* PROBLEM DETAILS
Each entry here needs to be set down again exactly, please; pictures are left out.

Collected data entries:
● ● ● ● ●

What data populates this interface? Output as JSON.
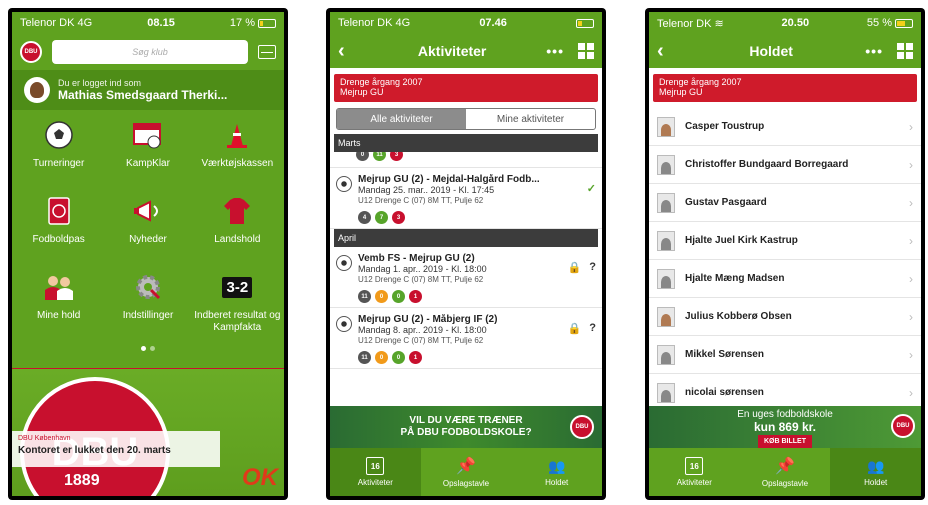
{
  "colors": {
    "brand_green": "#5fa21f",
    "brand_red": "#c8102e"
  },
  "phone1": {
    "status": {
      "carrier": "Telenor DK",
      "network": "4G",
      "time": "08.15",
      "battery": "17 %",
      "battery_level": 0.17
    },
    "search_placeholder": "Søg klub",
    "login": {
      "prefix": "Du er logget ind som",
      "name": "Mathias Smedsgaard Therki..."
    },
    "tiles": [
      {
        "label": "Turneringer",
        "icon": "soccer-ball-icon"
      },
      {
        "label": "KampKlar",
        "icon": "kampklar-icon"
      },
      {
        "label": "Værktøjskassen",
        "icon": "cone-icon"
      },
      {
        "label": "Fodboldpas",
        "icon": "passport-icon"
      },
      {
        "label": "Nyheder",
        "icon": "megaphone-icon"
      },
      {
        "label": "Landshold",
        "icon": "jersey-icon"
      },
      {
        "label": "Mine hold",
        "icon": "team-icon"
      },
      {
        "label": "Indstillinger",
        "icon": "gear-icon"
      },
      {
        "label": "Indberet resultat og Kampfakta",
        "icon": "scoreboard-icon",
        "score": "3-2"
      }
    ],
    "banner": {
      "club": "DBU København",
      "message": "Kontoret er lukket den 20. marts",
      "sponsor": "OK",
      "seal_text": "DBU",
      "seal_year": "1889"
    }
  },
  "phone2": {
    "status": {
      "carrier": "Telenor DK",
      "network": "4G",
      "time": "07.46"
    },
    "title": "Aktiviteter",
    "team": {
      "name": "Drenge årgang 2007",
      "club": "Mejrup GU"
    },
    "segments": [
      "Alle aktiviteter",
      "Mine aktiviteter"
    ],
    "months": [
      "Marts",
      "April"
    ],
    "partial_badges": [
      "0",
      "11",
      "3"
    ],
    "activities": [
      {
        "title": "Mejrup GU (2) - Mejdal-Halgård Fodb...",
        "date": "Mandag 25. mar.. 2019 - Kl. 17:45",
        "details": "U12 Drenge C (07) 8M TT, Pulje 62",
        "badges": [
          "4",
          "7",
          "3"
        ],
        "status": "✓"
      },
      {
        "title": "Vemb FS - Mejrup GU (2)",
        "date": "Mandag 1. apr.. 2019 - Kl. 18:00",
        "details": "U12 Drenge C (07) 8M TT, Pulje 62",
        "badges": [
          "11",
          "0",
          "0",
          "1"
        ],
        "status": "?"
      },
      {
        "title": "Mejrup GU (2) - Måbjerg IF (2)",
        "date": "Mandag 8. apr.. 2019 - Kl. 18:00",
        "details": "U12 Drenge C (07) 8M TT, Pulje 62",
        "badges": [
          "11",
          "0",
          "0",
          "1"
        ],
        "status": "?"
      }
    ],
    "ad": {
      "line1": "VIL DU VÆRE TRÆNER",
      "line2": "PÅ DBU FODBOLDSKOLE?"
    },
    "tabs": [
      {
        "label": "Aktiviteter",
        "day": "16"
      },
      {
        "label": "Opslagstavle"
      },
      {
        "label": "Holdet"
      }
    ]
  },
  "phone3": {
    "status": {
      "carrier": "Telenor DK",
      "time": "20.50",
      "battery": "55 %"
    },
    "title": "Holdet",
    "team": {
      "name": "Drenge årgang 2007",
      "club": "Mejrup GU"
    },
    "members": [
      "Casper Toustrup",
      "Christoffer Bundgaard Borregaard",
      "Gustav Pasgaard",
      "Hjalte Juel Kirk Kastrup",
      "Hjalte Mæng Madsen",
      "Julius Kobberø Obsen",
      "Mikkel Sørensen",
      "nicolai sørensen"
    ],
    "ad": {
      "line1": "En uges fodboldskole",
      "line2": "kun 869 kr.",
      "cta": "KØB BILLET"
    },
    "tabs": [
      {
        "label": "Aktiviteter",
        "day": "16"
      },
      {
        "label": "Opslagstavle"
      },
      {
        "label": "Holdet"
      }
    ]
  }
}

● ● ● ● ●

* THE REPLY
What data populates this interface? Output as JSON.
{
  "colors": {
    "brand_green": "#5fa21f",
    "brand_red": "#c8102e"
  },
  "phone1": {
    "status": {
      "carrier": "Telenor DK",
      "network": "4G",
      "time": "08.15",
      "battery": "17 %",
      "battery_level": 0.17
    },
    "search_placeholder": "Søg klub",
    "login": {
      "prefix": "Du er logget ind som",
      "name": "Mathias Smedsgaard Therki..."
    },
    "tiles": [
      {
        "label": "Turneringer",
        "icon": "soccer-ball-icon"
      },
      {
        "label": "KampKlar",
        "icon": "kampklar-icon"
      },
      {
        "label": "Værktøjskassen",
        "icon": "cone-icon"
      },
      {
        "label": "Fodboldpas",
        "icon": "passport-icon"
      },
      {
        "label": "Nyheder",
        "icon": "megaphone-icon"
      },
      {
        "label": "Landshold",
        "icon": "jersey-icon"
      },
      {
        "label": "Mine hold",
        "icon": "team-icon"
      },
      {
        "label": "Indstillinger",
        "icon": "gear-icon"
      },
      {
        "label": "Indberet resultat og Kampfakta",
        "icon": "scoreboard-icon",
        "score": "3-2"
      }
    ],
    "banner": {
      "club": "DBU København",
      "message": "Kontoret er lukket den 20. marts",
      "sponsor": "OK",
      "seal_text": "DBU",
      "seal_year": "1889"
    }
  },
  "phone2": {
    "status": {
      "carrier": "Telenor DK",
      "network": "4G",
      "time": "07.46"
    },
    "title": "Aktiviteter",
    "team": {
      "name": "Drenge årgang 2007",
      "club": "Mejrup GU"
    },
    "segments": [
      "Alle aktiviteter",
      "Mine aktiviteter"
    ],
    "months": [
      "Marts",
      "April"
    ],
    "partial_badges": [
      "0",
      "11",
      "3"
    ],
    "activities": [
      {
        "title": "Mejrup GU (2) - Mejdal-Halgård Fodb...",
        "date": "Mandag 25. mar.. 2019 - Kl. 17:45",
        "details": "U12 Drenge C (07) 8M TT, Pulje 62",
        "badges": [
          "4",
          "7",
          "3"
        ],
        "status": "✓"
      },
      {
        "title": "Vemb FS - Mejrup GU (2)",
        "date": "Mandag 1. apr.. 2019 - Kl. 18:00",
        "details": "U12 Drenge C (07) 8M TT, Pulje 62",
        "badges": [
          "11",
          "0",
          "0",
          "1"
        ],
        "status": "?"
      },
      {
        "title": "Mejrup GU (2) - Måbjerg IF (2)",
        "date": "Mandag 8. apr.. 2019 - Kl. 18:00",
        "details": "U12 Drenge C (07) 8M TT, Pulje 62",
        "badges": [
          "11",
          "0",
          "0",
          "1"
        ],
        "status": "?"
      }
    ],
    "ad": {
      "line1": "VIL DU VÆRE TRÆNER",
      "line2": "PÅ DBU FODBOLDSKOLE?"
    },
    "tabs": [
      {
        "label": "Aktiviteter",
        "day": "16"
      },
      {
        "label": "Opslagstavle"
      },
      {
        "label": "Holdet"
      }
    ]
  },
  "phone3": {
    "status": {
      "carrier": "Telenor DK",
      "time": "20.50",
      "battery": "55 %"
    },
    "title": "Holdet",
    "team": {
      "name": "Drenge årgang 2007",
      "club": "Mejrup GU"
    },
    "members": [
      "Casper Toustrup",
      "Christoffer Bundgaard Borregaard",
      "Gustav Pasgaard",
      "Hjalte Juel Kirk Kastrup",
      "Hjalte Mæng Madsen",
      "Julius Kobberø Obsen",
      "Mikkel Sørensen",
      "nicolai sørensen"
    ],
    "ad": {
      "line1": "En uges fodboldskole",
      "line2": "kun 869 kr.",
      "cta": "KØB BILLET"
    },
    "tabs": [
      {
        "label": "Aktiviteter",
        "day": "16"
      },
      {
        "label": "Opslagstavle"
      },
      {
        "label": "Holdet"
      }
    ]
  }
}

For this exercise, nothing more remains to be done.